* _What to produce_
Restate the material word for word and leave out anything that is a picture.

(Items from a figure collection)
— BEGIN —
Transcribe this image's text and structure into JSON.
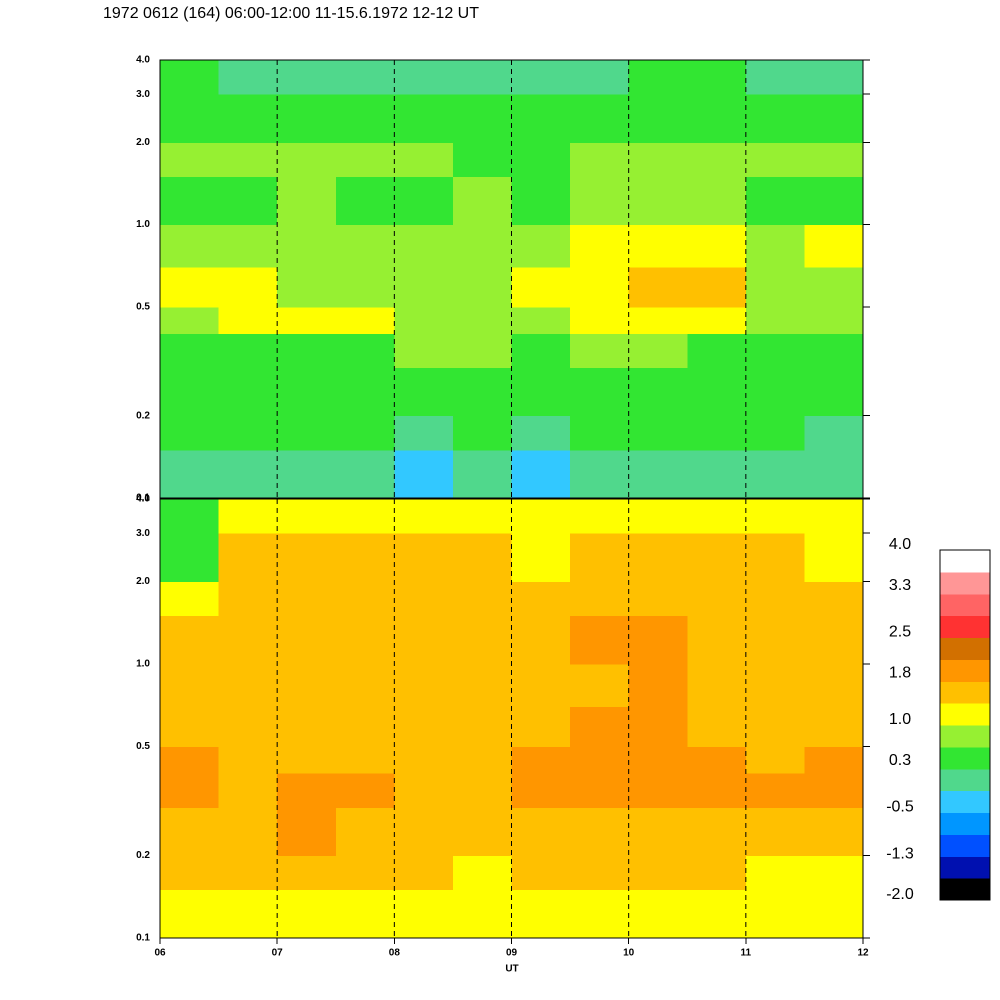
{
  "chart_data": {
    "type": "heatmap",
    "title": "1972 0612 (164) 06:00-12:00 11-15.6.1972  12-12 UT",
    "xlabel": "UT",
    "xlim": [
      6,
      12
    ],
    "xticks": [
      {
        "value": 6,
        "label": "06"
      },
      {
        "value": 7,
        "label": "07"
      },
      {
        "value": 8,
        "label": "08"
      },
      {
        "value": 9,
        "label": "09"
      },
      10,
      11,
      12
    ],
    "ylim": [
      0.1,
      4.0
    ],
    "yticks": [
      0.1,
      0.2,
      0.5,
      {
        "value": 1,
        "label": "1.0"
      },
      {
        "value": 2,
        "label": "2.0"
      },
      {
        "value": 3,
        "label": "3.0"
      },
      {
        "value": 4,
        "label": "4.0"
      }
    ],
    "log_y": true,
    "grid": true,
    "x_edges": [
      6,
      6.5,
      7,
      7.5,
      8,
      8.5,
      9,
      9.5,
      10,
      10.5,
      11,
      11.5,
      12
    ],
    "y_edges": [
      0.1,
      0.15,
      0.2,
      0.3,
      0.4,
      0.5,
      0.7,
      1.0,
      1.5,
      2.0,
      3.0,
      4.0
    ],
    "panels": [
      {
        "values": [
          [
            0.0,
            0.1,
            0.0,
            0.1,
            -0.2,
            0.2,
            -0.3,
            0.1,
            0.0,
            0.1,
            0.0,
            -0.1
          ],
          [
            0.3,
            0.3,
            0.4,
            0.3,
            0.0,
            0.5,
            0.1,
            0.3,
            0.3,
            0.3,
            0.3,
            0.2
          ],
          [
            0.4,
            0.4,
            0.5,
            0.4,
            0.6,
            0.6,
            0.3,
            0.4,
            0.4,
            0.5,
            0.4,
            0.4
          ],
          [
            0.5,
            0.5,
            0.6,
            0.5,
            0.8,
            0.7,
            0.5,
            0.7,
            0.7,
            0.6,
            0.5,
            0.5
          ],
          [
            0.9,
            1.0,
            1.0,
            1.0,
            0.9,
            0.8,
            0.9,
            1.1,
            1.2,
            1.1,
            0.9,
            0.8
          ],
          [
            1.1,
            1.2,
            0.9,
            0.9,
            0.8,
            0.7,
            1.0,
            1.3,
            1.4,
            1.4,
            0.9,
            0.9
          ],
          [
            0.8,
            0.7,
            0.8,
            0.7,
            0.7,
            0.7,
            0.8,
            1.1,
            1.2,
            1.2,
            0.8,
            1.0
          ],
          [
            0.6,
            0.6,
            0.7,
            0.6,
            0.6,
            0.7,
            0.6,
            0.8,
            0.8,
            0.7,
            0.6,
            0.6
          ],
          [
            0.9,
            0.8,
            0.7,
            0.7,
            0.7,
            0.6,
            0.6,
            0.8,
            0.9,
            0.9,
            0.8,
            0.7
          ],
          [
            0.6,
            0.5,
            0.5,
            0.5,
            0.4,
            0.3,
            0.3,
            0.5,
            0.6,
            0.6,
            0.5,
            0.5
          ],
          [
            0.3,
            0.2,
            0.2,
            0.2,
            0.1,
            0.0,
            -0.1,
            0.2,
            0.3,
            0.3,
            0.2,
            0.2
          ]
        ]
      },
      {
        "values": [
          [
            1.2,
            1.3,
            1.3,
            1.2,
            1.2,
            1.1,
            1.2,
            1.3,
            1.3,
            1.2,
            1.1,
            1.0
          ],
          [
            1.5,
            1.5,
            1.6,
            1.4,
            1.4,
            1.3,
            1.4,
            1.5,
            1.5,
            1.4,
            1.3,
            1.3
          ],
          [
            1.7,
            1.7,
            1.8,
            1.7,
            1.6,
            1.5,
            1.6,
            1.7,
            1.7,
            1.6,
            1.5,
            1.6
          ],
          [
            1.9,
            1.7,
            1.9,
            1.8,
            1.7,
            1.7,
            1.8,
            2.0,
            2.1,
            1.9,
            1.8,
            1.8
          ],
          [
            1.8,
            1.6,
            1.7,
            1.6,
            1.6,
            1.7,
            1.8,
            2.0,
            2.1,
            1.8,
            1.7,
            1.9
          ],
          [
            1.6,
            1.5,
            1.6,
            1.5,
            1.4,
            1.6,
            1.6,
            1.8,
            1.8,
            1.7,
            1.6,
            1.7
          ],
          [
            1.5,
            1.5,
            1.5,
            1.6,
            1.4,
            1.5,
            1.5,
            1.7,
            1.8,
            1.7,
            1.6,
            1.6
          ],
          [
            1.4,
            1.6,
            1.6,
            1.5,
            1.4,
            1.5,
            1.5,
            1.8,
            1.8,
            1.7,
            1.6,
            1.5
          ],
          [
            1.0,
            1.5,
            1.6,
            1.5,
            1.5,
            1.5,
            1.4,
            1.7,
            1.7,
            1.7,
            1.6,
            1.4
          ],
          [
            0.6,
            1.4,
            1.5,
            1.4,
            1.4,
            1.4,
            1.3,
            1.6,
            1.6,
            1.6,
            1.5,
            1.3
          ],
          [
            0.5,
            1.1,
            1.2,
            1.1,
            1.1,
            1.0,
            1.0,
            1.3,
            1.3,
            1.2,
            1.1,
            1.0
          ]
        ]
      }
    ],
    "colorbar": {
      "lim": [
        -2,
        4
      ],
      "colors": [
        "#000000",
        "#0010b0",
        "#0050ff",
        "#0096ff",
        "#32c8ff",
        "#50d88c",
        "#32e632",
        "#96f032",
        "#ffff00",
        "#ffc000",
        "#ff9600",
        "#d27000",
        "#ff3232",
        "#ff6464",
        "#ff9696",
        "#ffffff"
      ],
      "ticks": [
        {
          "value": -2,
          "label": "-2.0"
        },
        -1.3,
        -0.5,
        0.3,
        {
          "value": 1,
          "label": "1.0"
        },
        1.8,
        2.5,
        3.3,
        {
          "value": 4,
          "label": "4.0"
        }
      ]
    }
  }
}
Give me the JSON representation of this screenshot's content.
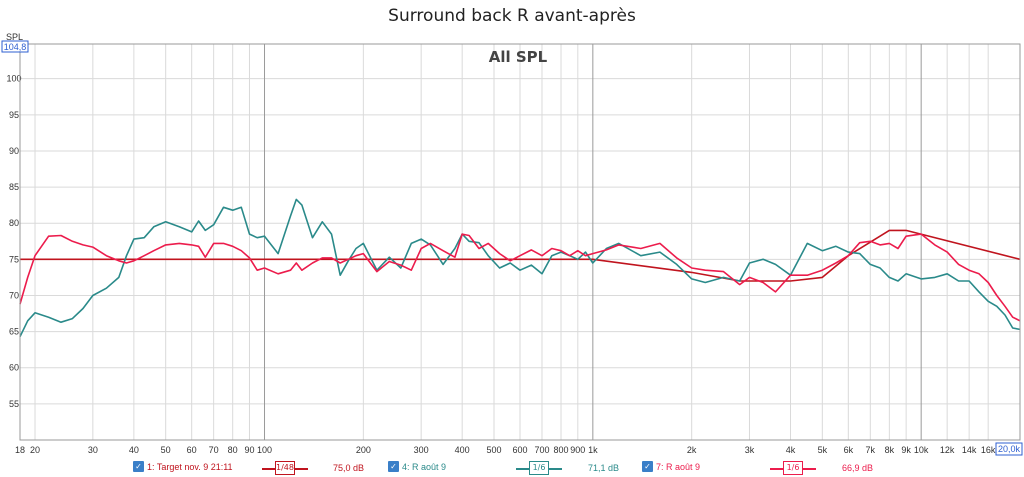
— END —
* _Written solution_
Transcribe this image's text and structure into JSON.
{
  "chart_data": {
    "type": "heatmap",
    "title": "1972 0612 (164) 06:00-12:00 11-15.6.1972  12-12 UT",
    "xlabel": "UT",
    "xlim": [
      6,
      12
    ],
    "xticks": [
      {
        "value": 6,
        "label": "06"
      },
      {
        "value": 7,
        "label": "07"
      },
      {
        "value": 8,
        "label": "08"
      },
      {
        "value": 9,
        "label": "09"
      },
      10,
      11,
      12
    ],
    "ylim": [
      0.1,
      4.0
    ],
    "yticks": [
      0.1,
      0.2,
      0.5,
      {
        "value": 1,
        "label": "1.0"
      },
      {
        "value": 2,
        "label": "2.0"
      },
      {
        "value": 3,
        "label": "3.0"
      },
      {
        "value": 4,
        "label": "4.0"
      }
    ],
    "log_y": true,
    "grid": true,
    "x_edges": [
      6,
      6.5,
      7,
      7.5,
      8,
      8.5,
      9,
      9.5,
      10,
      10.5,
      11,
      11.5,
      12
    ],
    "y_edges": [
      0.1,
      0.15,
      0.2,
      0.3,
      0.4,
      0.5,
      0.7,
      1.0,
      1.5,
      2.0,
      3.0,
      4.0
    ],
    "panels": [
      {
        "values": [
          [
            0.0,
            0.1,
            0.0,
            0.1,
            -0.2,
            0.2,
            -0.3,
            0.1,
            0.0,
            0.1,
            0.0,
            -0.1
          ],
          [
            0.3,
            0.3,
            0.4,
            0.3,
            0.0,
            0.5,
            0.1,
            0.3,
            0.3,
            0.3,
            0.3,
            0.2
          ],
          [
            0.4,
            0.4,
            0.5,
            0.4,
            0.6,
            0.6,
            0.3,
            0.4,
            0.4,
            0.5,
            0.4,
            0.4
          ],
          [
            0.5,
            0.5,
            0.6,
            0.5,
            0.8,
            0.7,
            0.5,
            0.7,
            0.7,
            0.6,
            0.5,
            0.5
          ],
          [
            0.9,
            1.0,
            1.0,
            1.0,
            0.9,
            0.8,
            0.9,
            1.1,
            1.2,
            1.1,
            0.9,
            0.8
          ],
          [
            1.1,
            1.2,
            0.9,
            0.9,
            0.8,
            0.7,
            1.0,
            1.3,
            1.4,
            1.4,
            0.9,
            0.9
          ],
          [
            0.8,
            0.7,
            0.8,
            0.7,
            0.7,
            0.7,
            0.8,
            1.1,
            1.2,
            1.2,
            0.8,
            1.0
          ],
          [
            0.6,
            0.6,
            0.7,
            0.6,
            0.6,
            0.7,
            0.6,
            0.8,
            0.8,
            0.7,
            0.6,
            0.6
          ],
          [
            0.9,
            0.8,
            0.7,
            0.7,
            0.7,
            0.6,
            0.6,
            0.8,
            0.9,
            0.9,
            0.8,
            0.7
          ],
          [
            0.6,
            0.5,
            0.5,
            0.5,
            0.4,
            0.3,
            0.3,
            0.5,
            0.6,
            0.6,
            0.5,
            0.5
          ],
          [
            0.3,
            0.2,
            0.2,
            0.2,
            0.1,
            0.0,
            -0.1,
            0.2,
            0.3,
            0.3,
            0.2,
            0.2
          ]
        ]
      },
      {
        "values": [
          [
            1.2,
            1.3,
            1.3,
            1.2,
            1.2,
            1.1,
            1.2,
            1.3,
            1.3,
            1.2,
            1.1,
            1.0
          ],
          [
            1.5,
            1.5,
            1.6,
            1.4,
            1.4,
            1.3,
            1.4,
            1.5,
            1.5,
            1.4,
            1.3,
            1.3
          ],
          [
            1.7,
            1.7,
            1.8,
            1.7,
            1.6,
            1.5,
            1.6,
            1.7,
            1.7,
            1.6,
            1.5,
            1.6
          ],
          [
            1.9,
            1.7,
            1.9,
            1.8,
            1.7,
            1.7,
            1.8,
            2.0,
            2.1,
            1.9,
            1.8,
            1.8
          ],
          [
            1.8,
            1.6,
            1.7,
            1.6,
            1.6,
            1.7,
            1.8,
            2.0,
            2.1,
            1.8,
            1.7,
            1.9
          ],
          [
            1.6,
            1.5,
            1.6,
            1.5,
            1.4,
            1.6,
            1.6,
            1.8,
            1.8,
            1.7,
            1.6,
            1.7
          ],
          [
            1.5,
            1.5,
            1.5,
            1.6,
            1.4,
            1.5,
            1.5,
            1.7,
            1.8,
            1.7,
            1.6,
            1.6
          ],
          [
            1.4,
            1.6,
            1.6,
            1.5,
            1.4,
            1.5,
            1.5,
            1.8,
            1.8,
            1.7,
            1.6,
            1.5
          ],
          [
            1.0,
            1.5,
            1.6,
            1.5,
            1.5,
            1.5,
            1.4,
            1.7,
            1.7,
            1.7,
            1.6,
            1.4
          ],
          [
            0.6,
            1.4,
            1.5,
            1.4,
            1.4,
            1.4,
            1.3,
            1.6,
            1.6,
            1.6,
            1.5,
            1.3
          ],
          [
            0.5,
            1.1,
            1.2,
            1.1,
            1.1,
            1.0,
            1.0,
            1.3,
            1.3,
            1.2,
            1.1,
            1.0
          ]
        ]
      }
    ],
    "colorbar": {
      "lim": [
        -2,
        4
      ],
      "colors": [
        "#000000",
        "#0010b0",
        "#0050ff",
        "#0096ff",
        "#32c8ff",
        "#50d88c",
        "#32e632",
        "#96f032",
        "#ffff00",
        "#ffc000",
        "#ff9600",
        "#d27000",
        "#ff3232",
        "#ff6464",
        "#ff9696",
        "#ffffff"
      ],
      "ticks": [
        {
          "value": -2,
          "label": "-2.0"
        },
        -1.3,
        -0.5,
        0.3,
        {
          "value": 1,
          "label": "1.0"
        },
        1.8,
        2.5,
        3.3,
        {
          "value": 4,
          "label": "4.0"
        }
      ]
    }
  }
}
Give me the JSON representation of this screenshot's content.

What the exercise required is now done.